**Problem statement**
Copy out the records below word for word, leaving out the pictures.
------------------------------------------------------------------------
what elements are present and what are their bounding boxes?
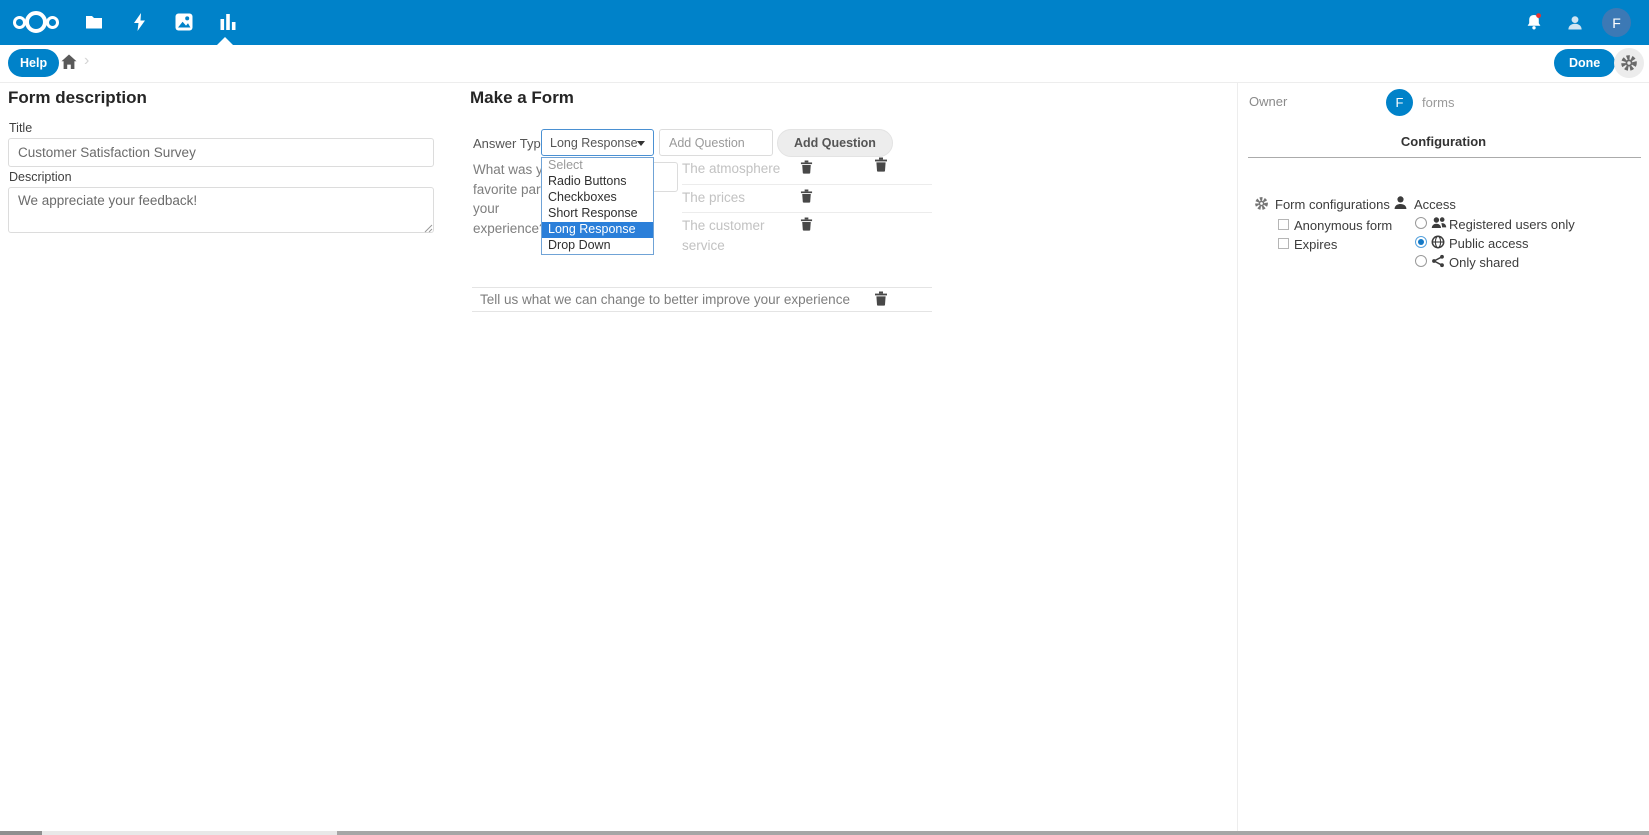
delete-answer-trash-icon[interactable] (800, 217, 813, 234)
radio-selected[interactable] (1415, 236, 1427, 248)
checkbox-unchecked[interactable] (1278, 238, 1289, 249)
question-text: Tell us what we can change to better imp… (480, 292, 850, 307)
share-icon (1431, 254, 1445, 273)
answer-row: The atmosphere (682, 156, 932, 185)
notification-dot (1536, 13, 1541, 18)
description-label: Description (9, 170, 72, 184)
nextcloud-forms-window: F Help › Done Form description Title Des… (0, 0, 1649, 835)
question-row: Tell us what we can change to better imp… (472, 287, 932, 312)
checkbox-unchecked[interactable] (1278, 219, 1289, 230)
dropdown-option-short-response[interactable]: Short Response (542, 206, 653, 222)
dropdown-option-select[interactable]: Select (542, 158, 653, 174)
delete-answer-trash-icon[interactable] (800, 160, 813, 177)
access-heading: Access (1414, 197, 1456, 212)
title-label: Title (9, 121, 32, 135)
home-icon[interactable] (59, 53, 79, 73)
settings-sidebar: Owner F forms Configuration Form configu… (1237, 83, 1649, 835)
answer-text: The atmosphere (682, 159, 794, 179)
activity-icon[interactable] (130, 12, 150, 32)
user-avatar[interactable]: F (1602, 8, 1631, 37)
------------------------------------------------------------------------
**Exercise solution**
what elements are present and what are their bounding boxes?
delete-answer-trash-icon[interactable] (800, 217, 813, 234)
radio-selected[interactable] (1415, 236, 1427, 248)
checkbox-unchecked[interactable] (1278, 238, 1289, 249)
question-text: Tell us what we can change to better imp… (480, 292, 850, 307)
share-icon (1431, 254, 1445, 273)
answer-row: The atmosphere (682, 156, 932, 185)
notification-dot (1536, 13, 1541, 18)
description-label: Description (9, 170, 72, 184)
nextcloud-forms-window: F Help › Done Form description Title Des… (0, 0, 1649, 835)
question-row: Tell us what we can change to better imp… (472, 287, 932, 312)
checkbox-unchecked[interactable] (1278, 219, 1289, 230)
dropdown-option-short-response[interactable]: Short Response (542, 206, 653, 222)
dropdown-option-select[interactable]: Select (542, 158, 653, 174)
delete-answer-trash-icon[interactable] (800, 160, 813, 177)
access-heading: Access (1414, 197, 1456, 212)
title-label: Title (9, 121, 32, 135)
home-icon[interactable] (59, 53, 79, 73)
settings-sidebar: Owner F forms Configuration Form configu… (1237, 83, 1649, 835)
answer-text: The atmosphere (682, 159, 794, 179)
activity-icon[interactable] (130, 12, 150, 32)
user-avatar[interactable]: F (1602, 8, 1631, 37)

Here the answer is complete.